- **SUPPLIED TEXT**

►

The Company’s payment obligations pursuant to this Section 7.7 shall survive the discharge of this Indenture. When the Trustee incurs expenses after the occurrence of a Default specified in Section 6.1(e) or (f) with respect to the Company, the expenses are intended to constitute expenses of administration under any Bankruptcy Law.
SECTION 7.8 Replacement of Trustee. The Trustee may resign at any time with respect to the Debt Securities of any series by so notifying the Company. The Holders of a majority in principal amount of the outstanding Debt Securities of any series may remove the Trustee with respect to that series by so notifying the Trustee and may appoint a successor Trustee with respect to that series. The Company shall remove the Trustee if:
(a) the Trustee fails to comply with Section 7.10;
(b) the Trustee is adjudged bankrupt or insolvent;
(c) a receiver or other public officer takes charge of the Trustee or its property; or
(d) the Trustee otherwise becomes incapable of acting.
If the Trustee resigns or is removed by the Company or by the Holders of a majority in principal amount of the outstanding Debt Securities of any series and such Holders do not reasonably promptly appoint a successor Trustee, or if a vacancy exists in the office of the Trustee for any reason (the Trustee in such event being referred to herein as the retiring Trustee), the Company shall promptly appoint a successor Trustee with respect to any applicable series.
A successor Trustee shall deliver a written acceptance of its appointment to the retiring Trustee and to the Company. Thereupon the resignation or removal of the retiring Trustee shall become effective, and the successor Trustee shall have all the rights, powers and duties of the Trustee under this Indenture. The successor Trustee shall mail a notice of its succession to Holders. The retiring Trustee shall promptly transfer all property held by it as Trustee to the successor Trustee, subject to the lien provided for in Section 7.7.

◄

- **DATA EXTRACT**
►

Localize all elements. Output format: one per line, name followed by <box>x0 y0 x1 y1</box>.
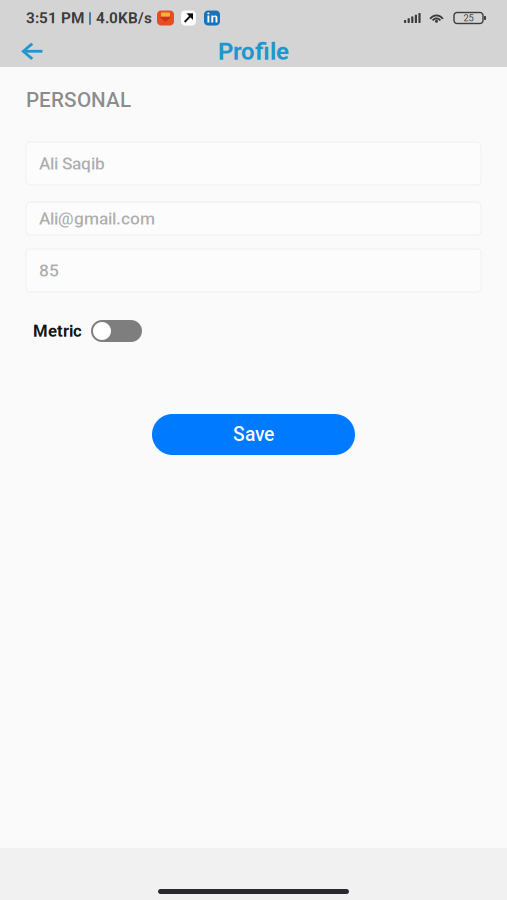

◄

- **TASK STATEMENT**
Continue the indenture passage on replacing the Trustee, starting right after its last sentence about transferring property to the successor Trustee.

- **TASK ANSWER**
In the case of the appointment hereunder of a successor Trustee with respect to the Debt Securities of one or more (but not all) series, the Company, the predecessor Trustee and each successor Trustee with respect to the Debt Securities of any applicable series shall execute and deliver an indenture supplemental hereto, which shall contain such provisions as shall be deemed necessary or desirable to confirm that all the rights, powers, trusts and duties of the predecessor Trustee with respect to the Debt Securities of any series as to which the predecessor Trustee is not retiring shall continue to be vested in the predecessor Trustee, and shall add to or change any of the provisions of this Indenture as shall be necessary to provide for or facilitate the administration of the trusts hereunder by more than one Trustee, it being understood that nothing herein or in such supplemental indenture shall constitute such Trustees as co-Trustees of the same trust and that each such Trustee shall be trustee of a trust or trusts hereunder separate and apart from any trust or trusts hereunder administered by any other such Trustee.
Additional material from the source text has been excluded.